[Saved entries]
□ □ □

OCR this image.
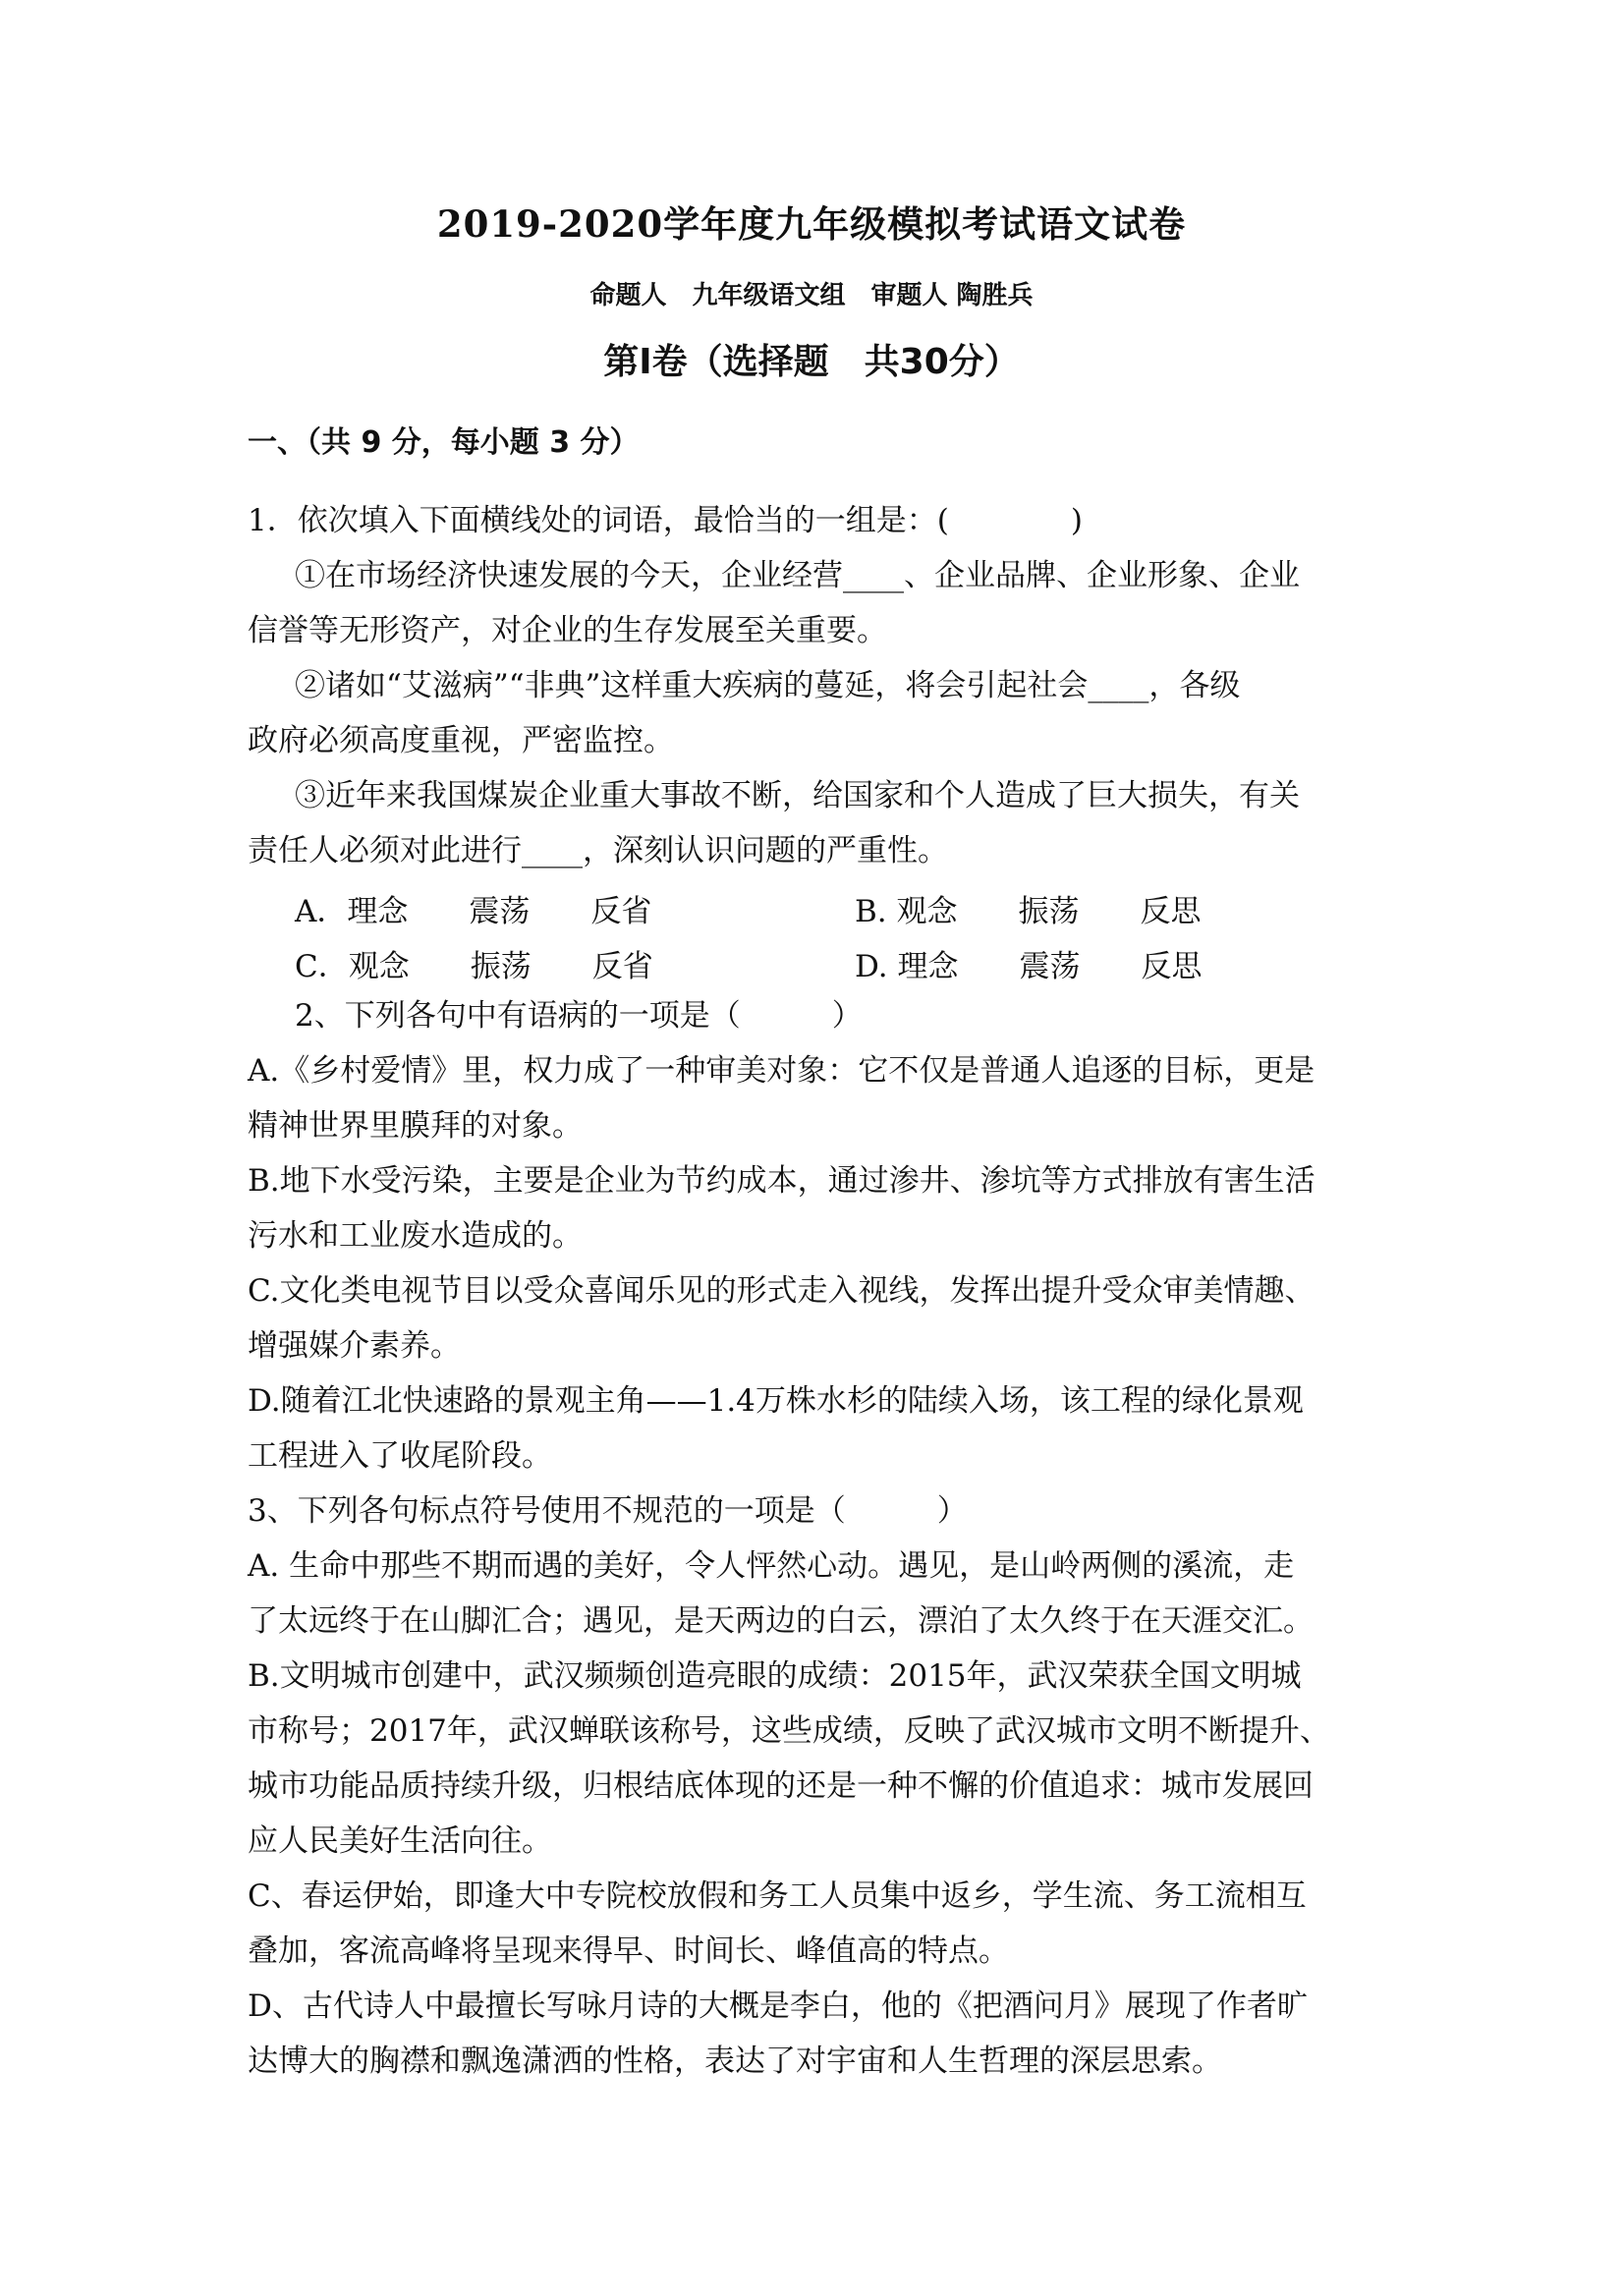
2019-2020学年度九年级模拟考试语文试卷
命题人　九年级语文组　审题人 陶胜兵
第Ⅰ卷（选择题　共30分）
一、（共 9 分，每小题 3 分）
1．依次填入下面横线处的词语，最恰当的一组是：(　　　　)
①在市场经济快速发展的今天，企业经营____、企业品牌、企业形象、企业
信誉等无形资产，对企业的生存发展至关重要。
②诸如“艾滋病”“非典”这样重大疾病的蔓延，将会引起社会____，各级
政府必须高度重视，严密监控。
③近年来我国煤炭企业重大事故不断，给国家和个人造成了巨大损失，有关
责任人必须对此进行____，深刻认识问题的严重性。
A．理念　　震荡　　反省	B. 观念　　振荡　　反思
C．观念　　振荡　　反省	D. 理念　　震荡　　反思
2、下列各句中有语病的一项是（　　　）
A.《乡村爱情》里，权力成了一种审美对象：它不仅是普通人追逐的目标，更是
精神世界里膜拜的对象。
B.地下水受污染，主要是企业为节约成本，通过渗井、渗坑等方式排放有害生活
污水和工业废水造成的。
C.文化类电视节目以受众喜闻乐见的形式走入视线，发挥出提升受众审美情趣、
增强媒介素养。
D.随着江北快速路的景观主角——1.4万株水杉的陆续入场，该工程的绿化景观
工程进入了收尾阶段。
3、下列各句标点符号使用不规范的一项是（　　　）
A. 生命中那些不期而遇的美好，令人怦然心动。遇见，是山岭两侧的溪流，走
了太远终于在山脚汇合；遇见，是天两边的白云，漂泊了太久终于在天涯交汇。
B.文明城市创建中，武汉频频创造亮眼的成绩：2015年，武汉荣获全国文明城
市称号；2017年，武汉蝉联该称号，这些成绩，反映了武汉城市文明不断提升、
城市功能品质持续升级，归根结底体现的还是一种不懈的价值追求：城市发展回
应人民美好生活向往。
C、春运伊始，即逢大中专院校放假和务工人员集中返乡，学生流、务工流相互
叠加，客流高峰将呈现来得早、时间长、峰值高的特点。
D、古代诗人中最擅长写咏月诗的大概是李白，他的《把酒问月》展现了作者旷
达博大的胸襟和飘逸潇洒的性格，表达了对宇宙和人生哲理的深层思索。
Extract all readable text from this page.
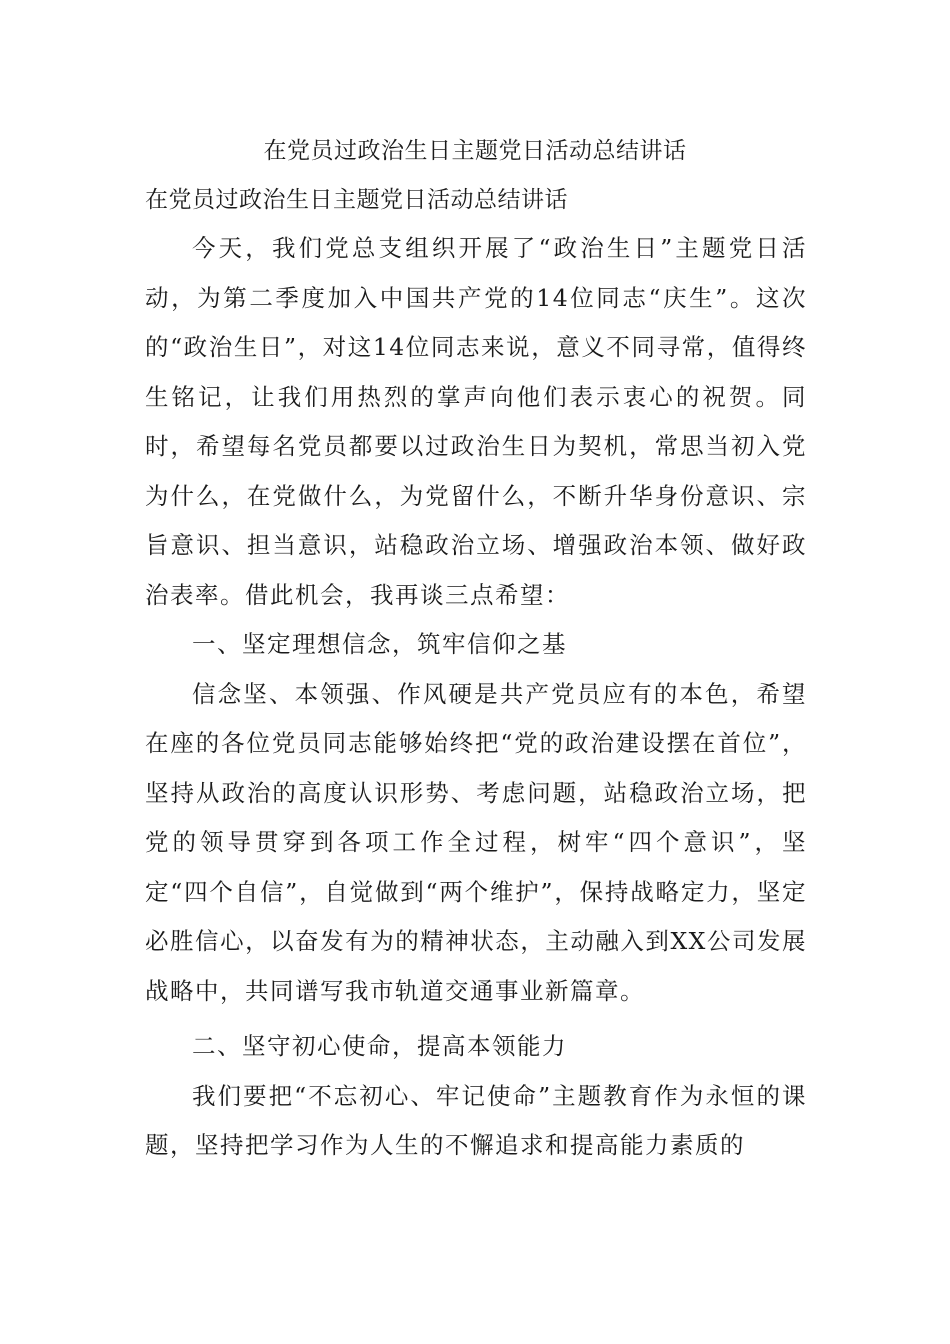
在党员过政治生日主题党日活动总结讲话

在党员过政治生日主题党日活动总结讲话

今天，我们党总支组织开展了“政治生日”主题党日活动，为第二季度加入中国共产党的14位同志“庆生”。这次的“政治生日”，对这14位同志来说，意义不同寻常，值得终生铭记，让我们用热烈的掌声向他们表示衷心的祝贺。同时，希望每名党员都要以过政治生日为契机，常思当初入党为什么，在党做什么，为党留什么，不断升华身份意识、宗旨意识、担当意识，站稳政治立场、增强政治本领、做好政治表率。借此机会，我再谈三点希望：

一、坚定理想信念，筑牢信仰之基

信念坚、本领强、作风硬是共产党员应有的本色，希望在座的各位党员同志能够始终把“党的政治建设摆在首位”，坚持从政治的高度认识形势、考虑问题，站稳政治立场，把党的领导贯穿到各项工作全过程，树牢“四个意识”，坚定“四个自信”，自觉做到“两个维护”，保持战略定力，坚定必胜信心，以奋发有为的精神状态，主动融入到XX公司发展战略中，共同谱写我市轨道交通事业新篇章。

二、坚守初心使命，提高本领能力

我们要把“不忘初心、牢记使命”主题教育作为永恒的课题，坚持把学习作为人生的不懈追求和提高能力素质的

□ □ □

▶ **Aim**:
Without including any picture, repeat the data exactly.

▶ **Full solution**:
OCR this image.
2019-2020学年度九年级模拟考试语文试卷
命题人　九年级语文组　审题人 陶胜兵
第Ⅰ卷（选择题　共30分）
一、（共 9 分，每小题 3 分）
1．依次填入下面横线处的词语，最恰当的一组是：(　　　　)
①在市场经济快速发展的今天，企业经营____、企业品牌、企业形象、企业
信誉等无形资产，对企业的生存发展至关重要。
②诸如“艾滋病”“非典”这样重大疾病的蔓延，将会引起社会____，各级
政府必须高度重视，严密监控。
③近年来我国煤炭企业重大事故不断，给国家和个人造成了巨大损失，有关
责任人必须对此进行____，深刻认识问题的严重性。
A．理念　　震荡　　反省	B. 观念　　振荡　　反思
C．观念　　振荡　　反省	D. 理念　　震荡　　反思
2、下列各句中有语病的一项是（　　　）
A.《乡村爱情》里，权力成了一种审美对象：它不仅是普通人追逐的目标，更是
精神世界里膜拜的对象。
B.地下水受污染，主要是企业为节约成本，通过渗井、渗坑等方式排放有害生活
污水和工业废水造成的。
C.文化类电视节目以受众喜闻乐见的形式走入视线，发挥出提升受众审美情趣、
增强媒介素养。
D.随着江北快速路的景观主角——1.4万株水杉的陆续入场，该工程的绿化景观
工程进入了收尾阶段。
3、下列各句标点符号使用不规范的一项是（　　　）
A. 生命中那些不期而遇的美好，令人怦然心动。遇见，是山岭两侧的溪流，走
了太远终于在山脚汇合；遇见，是天两边的白云，漂泊了太久终于在天涯交汇。
B.文明城市创建中，武汉频频创造亮眼的成绩：2015年，武汉荣获全国文明城
市称号；2017年，武汉蝉联该称号，这些成绩，反映了武汉城市文明不断提升、
城市功能品质持续升级，归根结底体现的还是一种不懈的价值追求：城市发展回
应人民美好生活向往。
C、春运伊始，即逢大中专院校放假和务工人员集中返乡，学生流、务工流相互
叠加，客流高峰将呈现来得早、时间长、峰值高的特点。
D、古代诗人中最擅长写咏月诗的大概是李白，他的《把酒问月》展现了作者旷
达博大的胸襟和飘逸潇洒的性格，表达了对宇宙和人生哲理的深层思索。
Extract all readable text from this page.
在党员过政治生日主题党日活动总结讲话

在党员过政治生日主题党日活动总结讲话

今天，我们党总支组织开展了“政治生日”主题党日活动，为第二季度加入中国共产党的14位同志“庆生”。这次的“政治生日”，对这14位同志来说，意义不同寻常，值得终生铭记，让我们用热烈的掌声向他们表示衷心的祝贺。同时，希望每名党员都要以过政治生日为契机，常思当初入党为什么，在党做什么，为党留什么，不断升华身份意识、宗旨意识、担当意识，站稳政治立场、增强政治本领、做好政治表率。借此机会，我再谈三点希望：

一、坚定理想信念，筑牢信仰之基

信念坚、本领强、作风硬是共产党员应有的本色，希望在座的各位党员同志能够始终把“党的政治建设摆在首位”，坚持从政治的高度认识形势、考虑问题，站稳政治立场，把党的领导贯穿到各项工作全过程，树牢“四个意识”，坚定“四个自信”，自觉做到“两个维护”，保持战略定力，坚定必胜信心，以奋发有为的精神状态，主动融入到XX公司发展战略中，共同谱写我市轨道交通事业新篇章。

二、坚守初心使命，提高本领能力

我们要把“不忘初心、牢记使命”主题教育作为永恒的课题，坚持把学习作为人生的不懈追求和提高能力素质的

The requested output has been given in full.